▶ _Goal of the exercise_
Look through the data below and report how many lines include "Глава". Only the number should be given.

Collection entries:
•••••

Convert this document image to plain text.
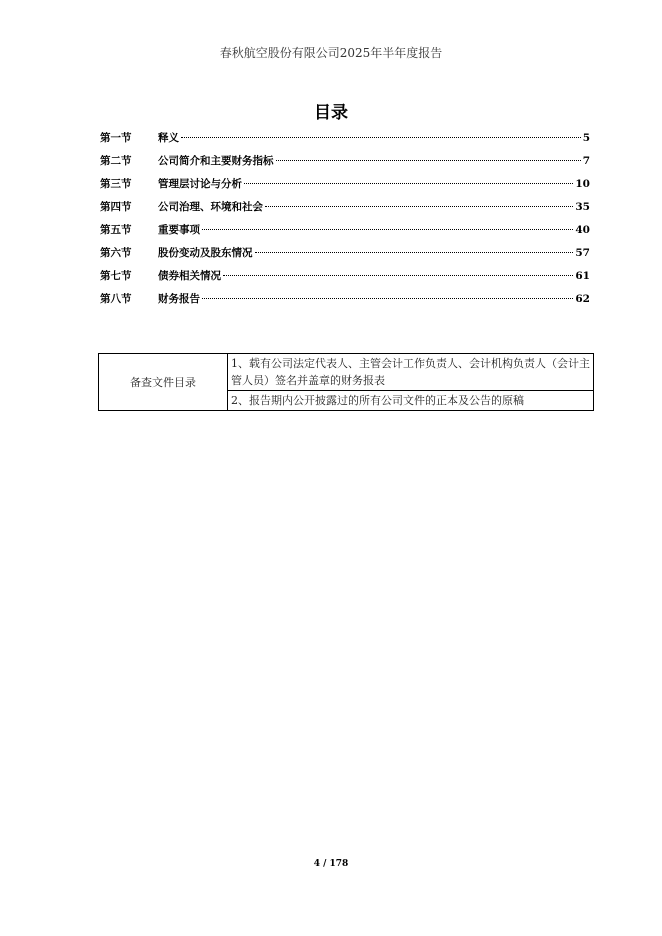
春秋航空股份有限公司2025年半年度报告
目录
第一节	释义	5
第二节	公司简介和主要财务指标	7
第三节	管理层讨论与分析	10
第四节	公司治理、环境和社会	35
第五节	重要事项	40
第六节	股份变动及股东情况	57
第七节	债券相关情况	61
第八节	财务报告	62
备查文件目录	1、载有公司法定代表人、主管会计工作负责人、会计机构负责人（会计主管人员）签名并盖章的财务报表
2、报告期内公开披露过的所有公司文件的正本及公告的原稿
4 / 178
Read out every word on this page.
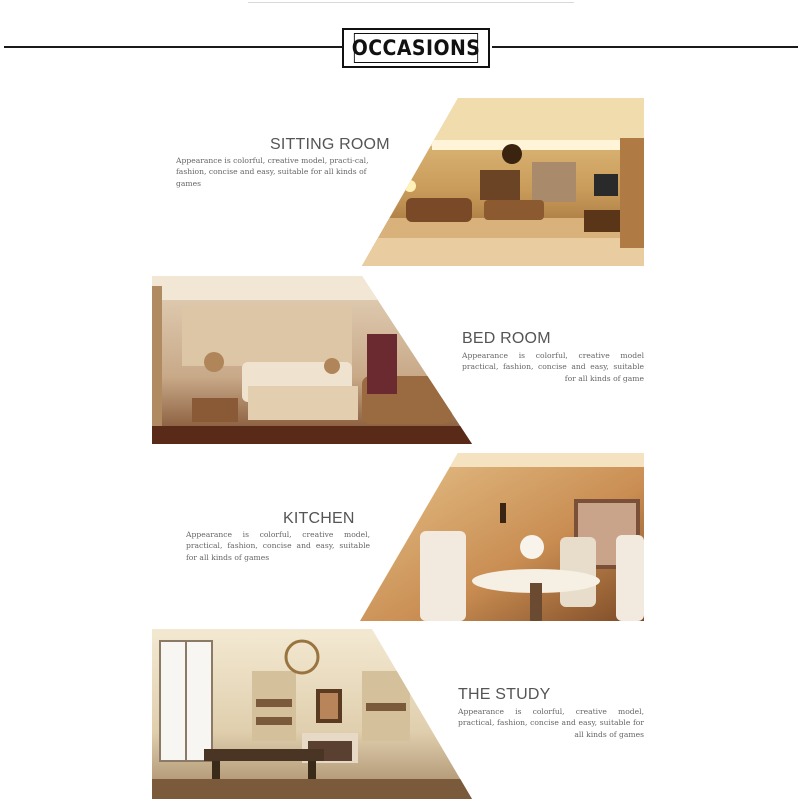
OCCASIONS
SITTING ROOM
Appearance is colorful, creative model, practi-cal, fashion, concise and easy, suitable for all kinds of games
BED ROOM
Appearance is colorful, creative model practical, fashion, concise and easy, suitable for all kinds of game
KITCHEN
Appearance is colorful, creative model, practical, fashion, concise and easy, suitable for all kinds of games
THE STUDY
Appearance is colorful, creative model, practical, fashion, concise and easy, suitable for all kinds of games
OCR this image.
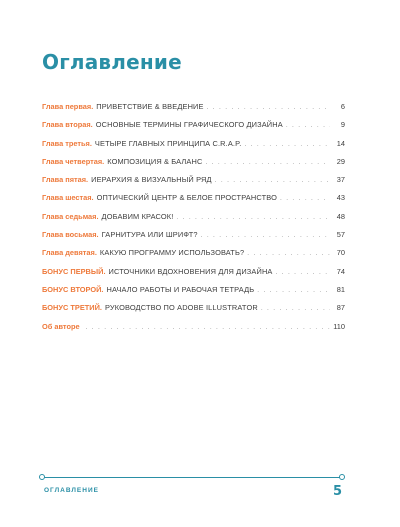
Оглавление
Глава первая. ПРИВЕТСТВИЕ & ВВЕДЕНИЕ . . .	6
Глава вторая. ОСНОВНЫЕ ТЕРМИНЫ ГРАФИЧЕСКОГО ДИЗАЙНА . . .	9
Глава третья. ЧЕТЫРЕ ГЛАВНЫХ ПРИНЦИПА C.R.A.P. . . .	14
Глава четвертая. КОМПОЗИЦИЯ & БАЛАНС . . .	29
Глава пятая. ИЕРАРХИЯ & ВИЗУАЛЬНЫЙ РЯД . . .	37
Глава шестая. ОПТИЧЕСКИЙ ЦЕНТР & БЕЛОЕ ПРОСТРАНСТВО . . .	43
Глава седьмая. ДОБАВИМ КРАСОК! . . .	48
Глава восьмая. ГАРНИТУРА ИЛИ ШРИФТ? . . .	57
Глава девятая. КАКУЮ ПРОГРАММУ ИСПОЛЬЗОВАТЬ? . . .	70
БОНУС ПЕРВЫЙ. ИСТОЧНИКИ ВДОХНОВЕНИЯ ДЛЯ ДИЗАЙНА . . .	74
БОНУС ВТОРОЙ. НАЧАЛО РАБОТЫ И РАБОЧАЯ ТЕТРАДЬ . . .	81
БОНУС ТРЕТИЙ. РУКОВОДСТВО ПО ADOBE ILLUSTRATOR . . .	87
Об авторе . . .	110
ОГЛАВЛЕНИЕ	5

•••••

▶ _The answer_
9